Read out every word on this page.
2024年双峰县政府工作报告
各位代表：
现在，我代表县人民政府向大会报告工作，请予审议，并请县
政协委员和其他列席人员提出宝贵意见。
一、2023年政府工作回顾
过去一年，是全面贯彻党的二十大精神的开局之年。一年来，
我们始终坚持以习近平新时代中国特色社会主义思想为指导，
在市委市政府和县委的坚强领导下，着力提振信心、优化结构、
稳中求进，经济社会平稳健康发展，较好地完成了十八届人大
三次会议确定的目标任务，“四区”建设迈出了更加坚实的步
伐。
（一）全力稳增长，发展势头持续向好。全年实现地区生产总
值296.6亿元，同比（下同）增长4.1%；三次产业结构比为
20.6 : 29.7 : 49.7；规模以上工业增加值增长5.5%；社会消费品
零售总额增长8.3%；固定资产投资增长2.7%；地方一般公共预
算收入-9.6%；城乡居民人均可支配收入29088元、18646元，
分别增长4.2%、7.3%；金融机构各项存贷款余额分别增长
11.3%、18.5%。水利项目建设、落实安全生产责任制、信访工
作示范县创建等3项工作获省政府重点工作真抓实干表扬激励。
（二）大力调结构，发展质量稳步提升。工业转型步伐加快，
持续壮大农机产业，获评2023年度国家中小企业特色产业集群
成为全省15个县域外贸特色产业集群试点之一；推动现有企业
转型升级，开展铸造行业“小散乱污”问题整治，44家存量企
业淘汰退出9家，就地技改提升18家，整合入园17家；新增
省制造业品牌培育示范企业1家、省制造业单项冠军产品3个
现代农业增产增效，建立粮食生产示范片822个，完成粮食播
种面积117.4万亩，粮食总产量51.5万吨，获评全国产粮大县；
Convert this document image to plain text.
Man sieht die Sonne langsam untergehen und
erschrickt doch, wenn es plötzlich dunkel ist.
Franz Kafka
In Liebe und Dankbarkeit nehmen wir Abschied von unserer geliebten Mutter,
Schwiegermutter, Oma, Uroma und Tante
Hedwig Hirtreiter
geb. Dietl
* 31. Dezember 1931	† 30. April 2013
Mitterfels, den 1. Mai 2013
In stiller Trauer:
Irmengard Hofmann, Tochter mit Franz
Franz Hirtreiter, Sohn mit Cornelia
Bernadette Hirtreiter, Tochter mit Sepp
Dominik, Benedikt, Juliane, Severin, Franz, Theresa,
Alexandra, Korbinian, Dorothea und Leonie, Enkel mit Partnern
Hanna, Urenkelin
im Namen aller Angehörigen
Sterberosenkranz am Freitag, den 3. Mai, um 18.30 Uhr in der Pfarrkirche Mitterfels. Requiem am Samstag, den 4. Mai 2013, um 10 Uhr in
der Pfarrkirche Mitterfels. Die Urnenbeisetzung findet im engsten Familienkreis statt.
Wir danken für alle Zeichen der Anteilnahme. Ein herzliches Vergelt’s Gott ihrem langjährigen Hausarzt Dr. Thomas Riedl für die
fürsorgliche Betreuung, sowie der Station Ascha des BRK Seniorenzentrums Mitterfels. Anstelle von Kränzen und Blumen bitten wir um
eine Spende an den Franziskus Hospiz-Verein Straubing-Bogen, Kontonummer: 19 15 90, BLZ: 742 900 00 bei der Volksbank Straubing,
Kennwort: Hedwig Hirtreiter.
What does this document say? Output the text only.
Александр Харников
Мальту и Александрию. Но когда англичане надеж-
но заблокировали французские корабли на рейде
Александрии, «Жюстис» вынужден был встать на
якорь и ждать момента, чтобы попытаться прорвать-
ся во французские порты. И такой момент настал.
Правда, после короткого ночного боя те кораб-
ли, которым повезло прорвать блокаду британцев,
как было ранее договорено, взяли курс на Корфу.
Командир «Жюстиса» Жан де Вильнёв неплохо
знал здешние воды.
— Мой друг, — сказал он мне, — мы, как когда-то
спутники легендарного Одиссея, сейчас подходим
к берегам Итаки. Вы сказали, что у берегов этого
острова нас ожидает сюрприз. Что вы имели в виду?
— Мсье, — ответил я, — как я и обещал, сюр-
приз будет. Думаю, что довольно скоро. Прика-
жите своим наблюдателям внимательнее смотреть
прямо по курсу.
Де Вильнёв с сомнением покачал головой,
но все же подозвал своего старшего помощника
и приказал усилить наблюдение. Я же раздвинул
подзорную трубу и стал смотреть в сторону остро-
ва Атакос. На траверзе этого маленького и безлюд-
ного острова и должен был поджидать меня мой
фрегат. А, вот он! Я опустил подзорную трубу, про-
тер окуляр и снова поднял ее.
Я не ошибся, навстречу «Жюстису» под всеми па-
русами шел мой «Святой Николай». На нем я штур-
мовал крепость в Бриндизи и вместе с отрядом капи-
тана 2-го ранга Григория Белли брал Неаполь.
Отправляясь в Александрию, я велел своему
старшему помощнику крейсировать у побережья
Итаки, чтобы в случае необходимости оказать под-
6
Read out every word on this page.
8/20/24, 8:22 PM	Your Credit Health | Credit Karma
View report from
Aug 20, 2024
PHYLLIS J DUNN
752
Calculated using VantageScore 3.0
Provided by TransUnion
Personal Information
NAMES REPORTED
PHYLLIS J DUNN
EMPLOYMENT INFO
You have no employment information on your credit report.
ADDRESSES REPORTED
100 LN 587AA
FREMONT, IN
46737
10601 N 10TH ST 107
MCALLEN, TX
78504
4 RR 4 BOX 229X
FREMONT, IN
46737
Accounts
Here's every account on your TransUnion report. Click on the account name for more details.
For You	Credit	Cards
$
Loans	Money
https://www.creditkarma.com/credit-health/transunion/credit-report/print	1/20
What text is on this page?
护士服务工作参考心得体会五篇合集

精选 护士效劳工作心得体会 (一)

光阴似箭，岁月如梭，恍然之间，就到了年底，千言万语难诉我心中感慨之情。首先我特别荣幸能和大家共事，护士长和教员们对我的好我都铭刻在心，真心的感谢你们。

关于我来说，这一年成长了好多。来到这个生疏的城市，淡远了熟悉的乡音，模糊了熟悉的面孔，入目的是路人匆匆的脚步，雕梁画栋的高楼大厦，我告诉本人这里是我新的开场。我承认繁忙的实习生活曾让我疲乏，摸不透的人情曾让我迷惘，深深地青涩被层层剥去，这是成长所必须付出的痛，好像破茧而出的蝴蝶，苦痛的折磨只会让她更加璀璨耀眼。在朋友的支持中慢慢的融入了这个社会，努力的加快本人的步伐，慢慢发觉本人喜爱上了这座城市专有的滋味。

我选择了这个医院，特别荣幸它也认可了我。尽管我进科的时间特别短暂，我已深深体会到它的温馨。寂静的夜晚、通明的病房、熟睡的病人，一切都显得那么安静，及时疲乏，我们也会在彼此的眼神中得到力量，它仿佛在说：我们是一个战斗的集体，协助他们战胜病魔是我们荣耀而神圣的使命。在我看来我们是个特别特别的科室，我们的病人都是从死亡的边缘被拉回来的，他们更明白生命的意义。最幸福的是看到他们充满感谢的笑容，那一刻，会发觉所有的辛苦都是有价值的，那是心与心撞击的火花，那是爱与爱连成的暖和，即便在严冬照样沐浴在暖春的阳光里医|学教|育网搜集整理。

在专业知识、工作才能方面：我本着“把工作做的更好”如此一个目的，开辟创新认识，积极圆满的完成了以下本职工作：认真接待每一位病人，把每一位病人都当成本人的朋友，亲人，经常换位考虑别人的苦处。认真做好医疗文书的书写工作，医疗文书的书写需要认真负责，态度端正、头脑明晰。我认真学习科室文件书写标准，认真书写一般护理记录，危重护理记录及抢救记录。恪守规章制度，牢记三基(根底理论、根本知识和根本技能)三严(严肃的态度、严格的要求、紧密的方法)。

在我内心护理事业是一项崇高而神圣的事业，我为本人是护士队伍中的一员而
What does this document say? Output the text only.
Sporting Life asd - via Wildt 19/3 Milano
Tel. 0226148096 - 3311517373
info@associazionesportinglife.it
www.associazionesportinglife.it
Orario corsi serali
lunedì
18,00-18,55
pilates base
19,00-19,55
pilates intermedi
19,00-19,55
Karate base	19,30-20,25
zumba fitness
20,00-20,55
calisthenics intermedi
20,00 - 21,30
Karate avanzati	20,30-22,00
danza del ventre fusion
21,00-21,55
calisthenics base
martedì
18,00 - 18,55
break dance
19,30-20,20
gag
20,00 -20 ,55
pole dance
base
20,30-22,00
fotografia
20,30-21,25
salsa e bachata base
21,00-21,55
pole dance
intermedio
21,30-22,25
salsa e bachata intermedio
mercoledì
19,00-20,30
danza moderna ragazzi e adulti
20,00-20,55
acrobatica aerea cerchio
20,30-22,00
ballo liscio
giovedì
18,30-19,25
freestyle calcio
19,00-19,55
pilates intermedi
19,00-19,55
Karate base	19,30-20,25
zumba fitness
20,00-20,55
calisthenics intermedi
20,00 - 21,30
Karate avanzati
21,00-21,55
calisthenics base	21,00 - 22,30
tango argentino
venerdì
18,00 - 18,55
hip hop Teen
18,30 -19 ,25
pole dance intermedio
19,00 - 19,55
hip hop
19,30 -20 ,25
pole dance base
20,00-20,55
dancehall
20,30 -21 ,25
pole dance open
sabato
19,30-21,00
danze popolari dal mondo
+===+
* **Short problem**:
Lines that include the word "text" are to be extracted from the data above.

* **Full answer**:
Convert this document image to plain text.
What does this document say? Output the text only.
What text is on this page?
What does this document say? Output the text only.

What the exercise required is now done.